▶ Task requirements
Of all the lines in the material, how many include the word "case"? Give only the number.

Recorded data

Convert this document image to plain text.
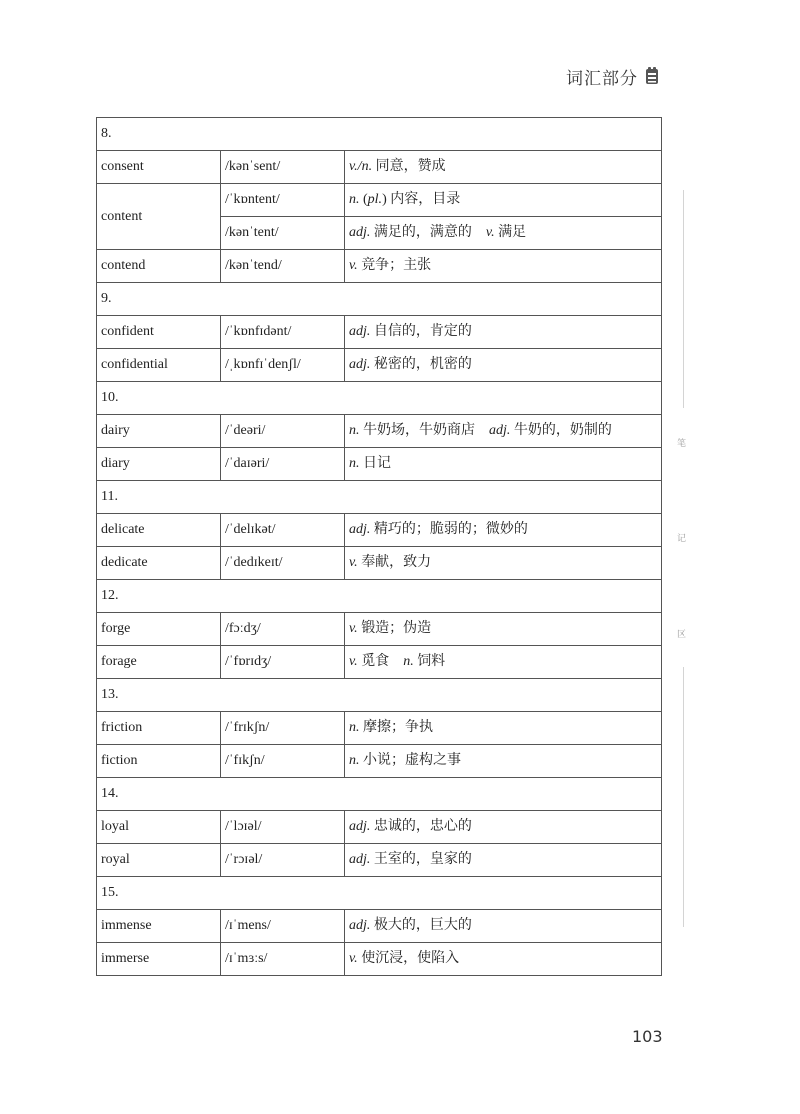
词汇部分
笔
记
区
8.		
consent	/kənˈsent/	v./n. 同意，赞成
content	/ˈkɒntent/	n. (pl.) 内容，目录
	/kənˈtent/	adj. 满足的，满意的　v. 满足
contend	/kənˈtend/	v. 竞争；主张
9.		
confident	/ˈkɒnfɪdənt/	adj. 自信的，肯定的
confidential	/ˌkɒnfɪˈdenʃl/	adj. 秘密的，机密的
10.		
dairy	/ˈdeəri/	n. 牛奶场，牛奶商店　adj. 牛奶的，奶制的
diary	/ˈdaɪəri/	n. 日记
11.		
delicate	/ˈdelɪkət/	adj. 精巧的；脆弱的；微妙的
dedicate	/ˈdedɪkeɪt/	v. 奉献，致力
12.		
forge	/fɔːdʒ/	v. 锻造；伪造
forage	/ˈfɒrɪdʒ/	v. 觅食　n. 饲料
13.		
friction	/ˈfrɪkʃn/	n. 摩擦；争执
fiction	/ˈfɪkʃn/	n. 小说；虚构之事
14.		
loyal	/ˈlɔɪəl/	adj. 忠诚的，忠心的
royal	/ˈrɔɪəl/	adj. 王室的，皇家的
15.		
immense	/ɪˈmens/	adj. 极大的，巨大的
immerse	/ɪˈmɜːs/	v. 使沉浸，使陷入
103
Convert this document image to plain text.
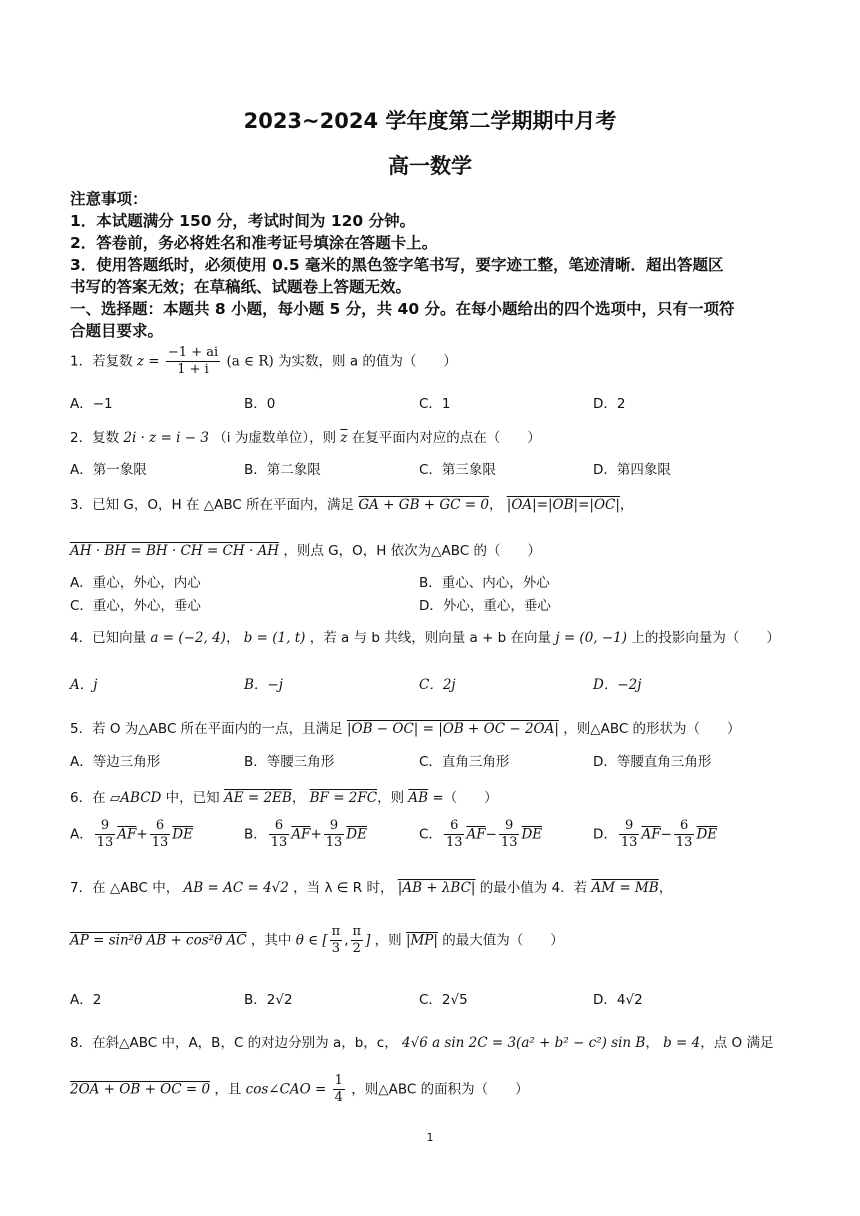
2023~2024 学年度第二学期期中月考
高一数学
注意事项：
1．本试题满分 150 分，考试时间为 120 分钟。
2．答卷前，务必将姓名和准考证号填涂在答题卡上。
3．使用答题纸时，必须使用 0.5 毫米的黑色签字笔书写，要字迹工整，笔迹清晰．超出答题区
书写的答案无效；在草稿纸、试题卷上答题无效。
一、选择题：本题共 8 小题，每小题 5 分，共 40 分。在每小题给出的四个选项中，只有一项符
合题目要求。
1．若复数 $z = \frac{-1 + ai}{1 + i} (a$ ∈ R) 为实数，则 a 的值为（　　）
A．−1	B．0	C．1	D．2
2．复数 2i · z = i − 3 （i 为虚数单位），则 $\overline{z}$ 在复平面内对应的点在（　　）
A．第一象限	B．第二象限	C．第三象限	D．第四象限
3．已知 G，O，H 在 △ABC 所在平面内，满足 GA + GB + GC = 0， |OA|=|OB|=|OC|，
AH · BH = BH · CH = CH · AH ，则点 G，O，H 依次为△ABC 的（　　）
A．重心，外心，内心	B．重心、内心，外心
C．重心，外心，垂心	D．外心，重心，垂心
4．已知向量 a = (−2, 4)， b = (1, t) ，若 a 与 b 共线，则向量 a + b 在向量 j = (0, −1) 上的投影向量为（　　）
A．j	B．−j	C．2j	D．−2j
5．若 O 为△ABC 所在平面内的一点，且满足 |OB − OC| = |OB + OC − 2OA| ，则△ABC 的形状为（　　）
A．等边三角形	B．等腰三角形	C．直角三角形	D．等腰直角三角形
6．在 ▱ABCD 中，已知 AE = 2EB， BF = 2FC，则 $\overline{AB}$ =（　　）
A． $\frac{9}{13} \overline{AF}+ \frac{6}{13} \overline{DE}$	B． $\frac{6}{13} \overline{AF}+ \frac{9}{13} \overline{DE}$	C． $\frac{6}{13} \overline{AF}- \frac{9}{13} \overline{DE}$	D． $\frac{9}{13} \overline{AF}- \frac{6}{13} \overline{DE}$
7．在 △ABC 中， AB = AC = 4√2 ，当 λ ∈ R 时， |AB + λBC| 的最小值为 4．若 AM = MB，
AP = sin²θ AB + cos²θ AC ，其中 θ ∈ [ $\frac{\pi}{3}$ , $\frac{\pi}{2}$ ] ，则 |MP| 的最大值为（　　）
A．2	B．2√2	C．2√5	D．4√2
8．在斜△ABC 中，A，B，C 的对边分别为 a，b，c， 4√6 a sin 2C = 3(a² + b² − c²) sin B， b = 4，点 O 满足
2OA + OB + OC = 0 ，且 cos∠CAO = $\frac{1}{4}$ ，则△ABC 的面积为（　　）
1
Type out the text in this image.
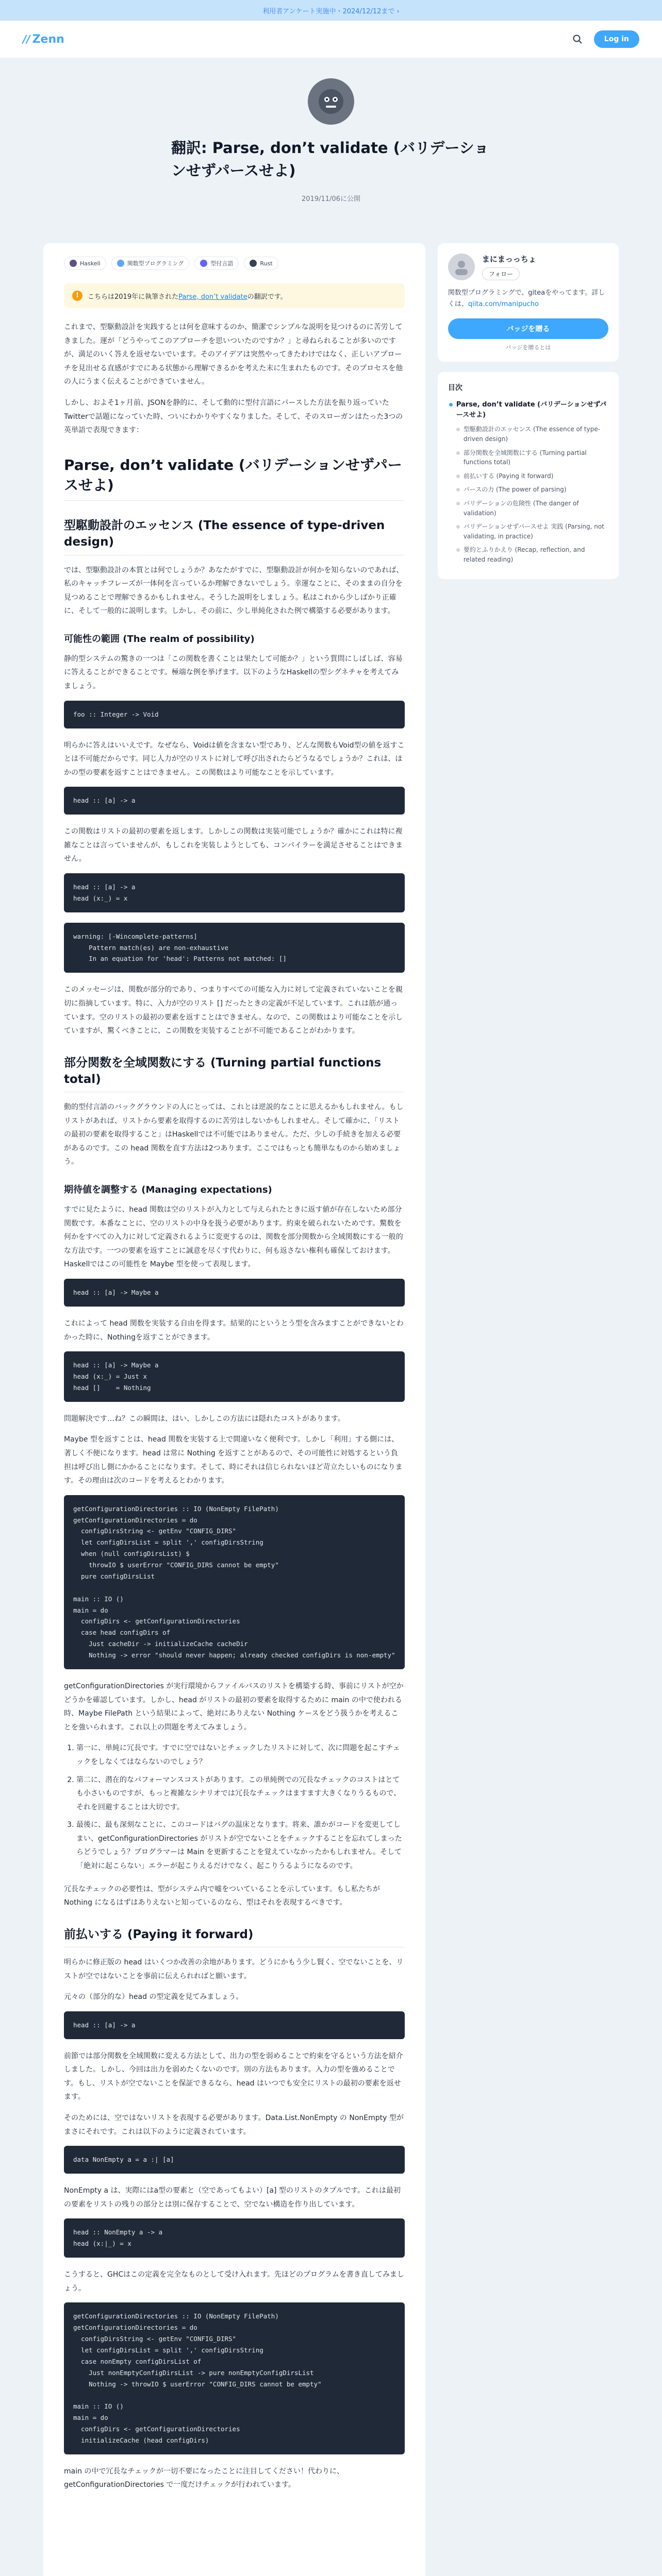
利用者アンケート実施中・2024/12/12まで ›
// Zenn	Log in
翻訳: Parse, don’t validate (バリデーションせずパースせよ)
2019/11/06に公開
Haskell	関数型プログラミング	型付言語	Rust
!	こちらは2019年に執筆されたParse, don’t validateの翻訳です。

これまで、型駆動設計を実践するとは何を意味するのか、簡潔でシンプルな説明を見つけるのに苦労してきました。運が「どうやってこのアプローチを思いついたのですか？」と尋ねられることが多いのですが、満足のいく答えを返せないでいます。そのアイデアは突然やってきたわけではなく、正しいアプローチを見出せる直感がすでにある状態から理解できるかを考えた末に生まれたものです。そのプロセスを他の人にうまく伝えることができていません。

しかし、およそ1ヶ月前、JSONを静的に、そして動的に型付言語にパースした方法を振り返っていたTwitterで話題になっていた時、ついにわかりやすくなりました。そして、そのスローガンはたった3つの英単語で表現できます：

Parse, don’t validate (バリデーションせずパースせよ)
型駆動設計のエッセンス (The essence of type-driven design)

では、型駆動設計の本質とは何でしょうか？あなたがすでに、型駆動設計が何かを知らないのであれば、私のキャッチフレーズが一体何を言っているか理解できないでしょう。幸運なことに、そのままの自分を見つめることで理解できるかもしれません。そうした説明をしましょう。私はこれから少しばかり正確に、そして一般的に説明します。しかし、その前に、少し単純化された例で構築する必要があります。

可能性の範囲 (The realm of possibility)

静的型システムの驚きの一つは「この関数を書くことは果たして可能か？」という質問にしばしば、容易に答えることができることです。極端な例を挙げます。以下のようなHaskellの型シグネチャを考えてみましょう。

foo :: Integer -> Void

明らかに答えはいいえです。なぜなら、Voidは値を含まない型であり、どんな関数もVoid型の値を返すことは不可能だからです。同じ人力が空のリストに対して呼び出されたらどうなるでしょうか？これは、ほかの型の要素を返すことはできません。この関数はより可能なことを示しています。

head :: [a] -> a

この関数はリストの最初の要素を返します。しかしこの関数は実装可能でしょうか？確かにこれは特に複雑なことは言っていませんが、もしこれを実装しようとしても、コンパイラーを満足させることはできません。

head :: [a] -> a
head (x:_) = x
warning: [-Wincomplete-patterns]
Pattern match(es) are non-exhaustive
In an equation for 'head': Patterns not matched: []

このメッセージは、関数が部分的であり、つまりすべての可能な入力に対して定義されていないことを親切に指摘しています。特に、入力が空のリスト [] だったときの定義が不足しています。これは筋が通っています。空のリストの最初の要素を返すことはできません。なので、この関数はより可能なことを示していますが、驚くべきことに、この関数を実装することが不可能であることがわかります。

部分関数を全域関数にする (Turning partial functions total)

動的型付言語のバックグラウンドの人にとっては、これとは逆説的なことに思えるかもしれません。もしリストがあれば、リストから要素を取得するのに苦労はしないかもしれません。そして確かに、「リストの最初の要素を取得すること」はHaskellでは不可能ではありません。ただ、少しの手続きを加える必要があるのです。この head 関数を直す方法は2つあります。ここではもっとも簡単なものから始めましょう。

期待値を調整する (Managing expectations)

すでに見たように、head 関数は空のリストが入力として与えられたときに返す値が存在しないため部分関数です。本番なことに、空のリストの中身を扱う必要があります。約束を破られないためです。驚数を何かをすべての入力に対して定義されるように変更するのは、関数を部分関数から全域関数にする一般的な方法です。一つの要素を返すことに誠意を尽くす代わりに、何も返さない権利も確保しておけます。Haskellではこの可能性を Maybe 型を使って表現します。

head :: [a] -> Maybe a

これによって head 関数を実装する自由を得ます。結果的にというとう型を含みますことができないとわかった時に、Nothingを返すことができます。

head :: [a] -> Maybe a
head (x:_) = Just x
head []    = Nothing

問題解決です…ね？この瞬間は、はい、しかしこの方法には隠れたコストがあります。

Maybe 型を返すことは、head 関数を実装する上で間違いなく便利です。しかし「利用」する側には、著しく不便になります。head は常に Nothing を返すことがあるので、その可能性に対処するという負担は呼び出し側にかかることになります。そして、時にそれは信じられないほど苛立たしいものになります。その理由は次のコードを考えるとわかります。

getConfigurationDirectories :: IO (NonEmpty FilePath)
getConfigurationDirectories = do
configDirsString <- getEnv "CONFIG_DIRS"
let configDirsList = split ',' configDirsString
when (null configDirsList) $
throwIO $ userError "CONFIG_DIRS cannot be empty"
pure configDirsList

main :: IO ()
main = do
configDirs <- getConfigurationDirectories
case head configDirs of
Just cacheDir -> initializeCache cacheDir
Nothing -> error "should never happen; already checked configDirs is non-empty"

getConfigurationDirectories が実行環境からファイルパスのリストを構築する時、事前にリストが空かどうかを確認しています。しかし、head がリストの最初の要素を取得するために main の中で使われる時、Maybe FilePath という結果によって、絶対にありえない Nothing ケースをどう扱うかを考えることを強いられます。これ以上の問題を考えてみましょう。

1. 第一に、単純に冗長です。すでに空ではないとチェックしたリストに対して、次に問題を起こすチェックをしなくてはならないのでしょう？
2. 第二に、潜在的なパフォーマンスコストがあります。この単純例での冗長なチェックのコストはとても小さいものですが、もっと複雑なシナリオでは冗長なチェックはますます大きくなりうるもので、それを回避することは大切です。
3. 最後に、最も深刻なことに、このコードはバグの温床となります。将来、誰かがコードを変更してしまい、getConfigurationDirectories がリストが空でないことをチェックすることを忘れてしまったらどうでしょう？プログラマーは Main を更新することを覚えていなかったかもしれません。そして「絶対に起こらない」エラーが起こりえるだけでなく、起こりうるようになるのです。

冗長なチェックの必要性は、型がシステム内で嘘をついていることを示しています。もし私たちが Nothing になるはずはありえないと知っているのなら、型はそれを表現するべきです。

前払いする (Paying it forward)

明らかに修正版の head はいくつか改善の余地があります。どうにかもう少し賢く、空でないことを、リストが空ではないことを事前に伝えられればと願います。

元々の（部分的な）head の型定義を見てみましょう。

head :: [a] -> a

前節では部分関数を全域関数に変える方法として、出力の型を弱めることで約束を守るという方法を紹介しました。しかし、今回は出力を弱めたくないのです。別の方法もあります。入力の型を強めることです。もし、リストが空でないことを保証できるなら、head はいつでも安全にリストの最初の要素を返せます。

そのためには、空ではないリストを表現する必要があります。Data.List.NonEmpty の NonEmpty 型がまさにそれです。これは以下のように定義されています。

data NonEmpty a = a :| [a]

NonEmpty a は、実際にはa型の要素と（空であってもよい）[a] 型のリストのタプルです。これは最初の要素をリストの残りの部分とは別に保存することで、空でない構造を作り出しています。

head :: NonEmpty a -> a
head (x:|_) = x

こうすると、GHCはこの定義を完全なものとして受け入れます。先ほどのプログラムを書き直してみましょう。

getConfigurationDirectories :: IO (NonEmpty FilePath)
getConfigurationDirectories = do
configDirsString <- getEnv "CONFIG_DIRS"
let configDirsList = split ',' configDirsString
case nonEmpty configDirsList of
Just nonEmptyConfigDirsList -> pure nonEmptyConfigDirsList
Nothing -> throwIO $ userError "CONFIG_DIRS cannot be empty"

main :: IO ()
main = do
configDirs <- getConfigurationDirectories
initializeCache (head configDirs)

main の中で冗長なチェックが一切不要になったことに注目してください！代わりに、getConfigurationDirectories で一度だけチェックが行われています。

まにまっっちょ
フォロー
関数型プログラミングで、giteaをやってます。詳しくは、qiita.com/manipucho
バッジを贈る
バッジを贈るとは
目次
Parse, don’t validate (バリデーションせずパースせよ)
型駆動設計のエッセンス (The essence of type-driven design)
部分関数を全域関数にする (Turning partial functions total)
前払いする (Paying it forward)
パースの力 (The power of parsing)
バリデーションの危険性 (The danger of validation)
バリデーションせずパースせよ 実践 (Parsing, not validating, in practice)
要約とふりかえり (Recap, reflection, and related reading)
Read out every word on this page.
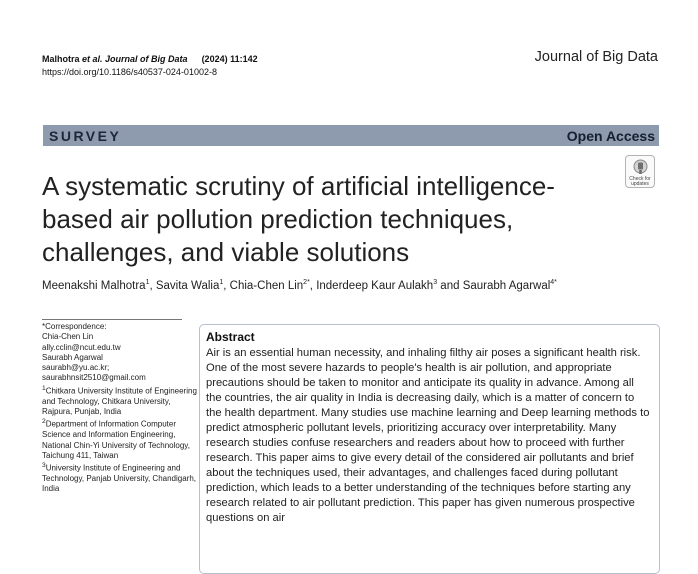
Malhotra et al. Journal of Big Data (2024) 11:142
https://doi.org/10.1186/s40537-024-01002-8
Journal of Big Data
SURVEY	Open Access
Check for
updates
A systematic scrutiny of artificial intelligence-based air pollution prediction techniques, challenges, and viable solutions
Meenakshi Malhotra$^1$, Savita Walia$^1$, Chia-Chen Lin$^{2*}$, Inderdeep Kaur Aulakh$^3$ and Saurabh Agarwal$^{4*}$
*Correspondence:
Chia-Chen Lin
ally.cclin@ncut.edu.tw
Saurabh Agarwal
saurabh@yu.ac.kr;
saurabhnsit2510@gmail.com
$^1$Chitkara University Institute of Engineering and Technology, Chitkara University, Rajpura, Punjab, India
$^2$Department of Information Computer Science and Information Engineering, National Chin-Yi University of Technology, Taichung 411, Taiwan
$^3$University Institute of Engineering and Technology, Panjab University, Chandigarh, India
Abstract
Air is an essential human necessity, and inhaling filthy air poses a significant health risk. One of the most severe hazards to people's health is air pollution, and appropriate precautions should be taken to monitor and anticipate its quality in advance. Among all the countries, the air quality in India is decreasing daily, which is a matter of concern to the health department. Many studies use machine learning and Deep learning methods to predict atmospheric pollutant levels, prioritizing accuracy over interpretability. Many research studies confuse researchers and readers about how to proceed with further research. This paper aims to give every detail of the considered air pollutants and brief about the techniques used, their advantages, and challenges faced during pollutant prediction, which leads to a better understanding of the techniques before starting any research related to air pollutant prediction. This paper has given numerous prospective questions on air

▶ Response to this task
2